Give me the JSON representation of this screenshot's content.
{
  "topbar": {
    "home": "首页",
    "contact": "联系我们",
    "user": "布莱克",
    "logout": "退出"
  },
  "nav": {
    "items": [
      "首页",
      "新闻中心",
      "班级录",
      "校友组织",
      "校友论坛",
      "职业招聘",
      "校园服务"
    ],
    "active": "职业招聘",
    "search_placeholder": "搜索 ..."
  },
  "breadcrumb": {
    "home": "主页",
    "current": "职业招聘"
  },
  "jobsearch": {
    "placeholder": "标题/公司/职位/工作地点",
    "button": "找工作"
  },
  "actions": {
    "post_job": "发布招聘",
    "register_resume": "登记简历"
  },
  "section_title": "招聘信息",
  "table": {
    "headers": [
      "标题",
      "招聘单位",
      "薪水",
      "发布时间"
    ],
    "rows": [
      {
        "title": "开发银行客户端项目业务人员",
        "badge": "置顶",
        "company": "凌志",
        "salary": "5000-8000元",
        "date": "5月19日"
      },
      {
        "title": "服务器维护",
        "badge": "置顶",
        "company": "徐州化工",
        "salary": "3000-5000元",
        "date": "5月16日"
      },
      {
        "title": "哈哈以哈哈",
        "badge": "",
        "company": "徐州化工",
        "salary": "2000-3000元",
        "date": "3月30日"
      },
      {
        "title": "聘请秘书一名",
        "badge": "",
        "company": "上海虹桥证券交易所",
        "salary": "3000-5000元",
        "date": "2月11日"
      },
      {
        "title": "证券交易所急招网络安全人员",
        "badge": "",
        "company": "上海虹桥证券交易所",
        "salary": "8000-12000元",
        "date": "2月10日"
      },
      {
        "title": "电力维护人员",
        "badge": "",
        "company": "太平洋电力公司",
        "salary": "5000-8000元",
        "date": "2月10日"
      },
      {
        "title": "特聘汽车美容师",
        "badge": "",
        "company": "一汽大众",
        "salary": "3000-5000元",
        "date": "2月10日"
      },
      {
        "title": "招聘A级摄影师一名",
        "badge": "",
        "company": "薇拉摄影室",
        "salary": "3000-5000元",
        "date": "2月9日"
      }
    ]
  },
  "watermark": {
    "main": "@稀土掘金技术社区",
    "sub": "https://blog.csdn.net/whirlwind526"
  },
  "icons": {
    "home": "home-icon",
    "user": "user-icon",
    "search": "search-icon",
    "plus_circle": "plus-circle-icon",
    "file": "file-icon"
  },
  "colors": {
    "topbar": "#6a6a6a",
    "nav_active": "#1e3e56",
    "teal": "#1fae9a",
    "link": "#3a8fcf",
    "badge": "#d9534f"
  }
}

• What is being asked
Give the entries once more, exactly as they appear.

• Expected answer
Give me the JSON representation of this screenshot's content.
{
  "topbar": {
    "home": "首页",
    "contact": "联系我们",
    "user": "布莱克",
    "logout": "退出"
  },
  "nav": {
    "items": [
      "首页",
      "新闻中心",
      "班级录",
      "校友组织",
      "校友论坛",
      "职业招聘",
      "校园服务"
    ],
    "active": "职业招聘",
    "search_placeholder": "搜索 ..."
  },
  "breadcrumb": {
    "home": "主页",
    "current": "职业招聘"
  },
  "jobsearch": {
    "placeholder": "标题/公司/职位/工作地点",
    "button": "找工作"
  },
  "actions": {
    "post_job": "发布招聘",
    "register_resume": "登记简历"
  },
  "section_title": "招聘信息",
  "table": {
    "headers": [
      "标题",
      "招聘单位",
      "薪水",
      "发布时间"
    ],
    "rows": [
      {
        "title": "开发银行客户端项目业务人员",
        "badge": "置顶",
        "company": "凌志",
        "salary": "5000-8000元",
        "date": "5月19日"
      },
      {
        "title": "服务器维护",
        "badge": "置顶",
        "company": "徐州化工",
        "salary": "3000-5000元",
        "date": "5月16日"
      },
      {
        "title": "哈哈以哈哈",
        "badge": "",
        "company": "徐州化工",
        "salary": "2000-3000元",
        "date": "3月30日"
      },
      {
        "title": "聘请秘书一名",
        "badge": "",
        "company": "上海虹桥证券交易所",
        "salary": "3000-5000元",
        "date": "2月11日"
      },
      {
        "title": "证券交易所急招网络安全人员",
        "badge": "",
        "company": "上海虹桥证券交易所",
        "salary": "8000-12000元",
        "date": "2月10日"
      },
      {
        "title": "电力维护人员",
        "badge": "",
        "company": "太平洋电力公司",
        "salary": "5000-8000元",
        "date": "2月10日"
      },
      {
        "title": "特聘汽车美容师",
        "badge": "",
        "company": "一汽大众",
        "salary": "3000-5000元",
        "date": "2月10日"
      },
      {
        "title": "招聘A级摄影师一名",
        "badge": "",
        "company": "薇拉摄影室",
        "salary": "3000-5000元",
        "date": "2月9日"
      }
    ]
  },
  "watermark": {
    "main": "@稀土掘金技术社区",
    "sub": "https://blog.csdn.net/whirlwind526"
  },
  "icons": {
    "home": "home-icon",
    "user": "user-icon",
    "search": "search-icon",
    "plus_circle": "plus-circle-icon",
    "file": "file-icon"
  },
  "colors": {
    "topbar": "#6a6a6a",
    "nav_active": "#1e3e56",
    "teal": "#1fae9a",
    "link": "#3a8fcf",
    "badge": "#d9534f"
  }
}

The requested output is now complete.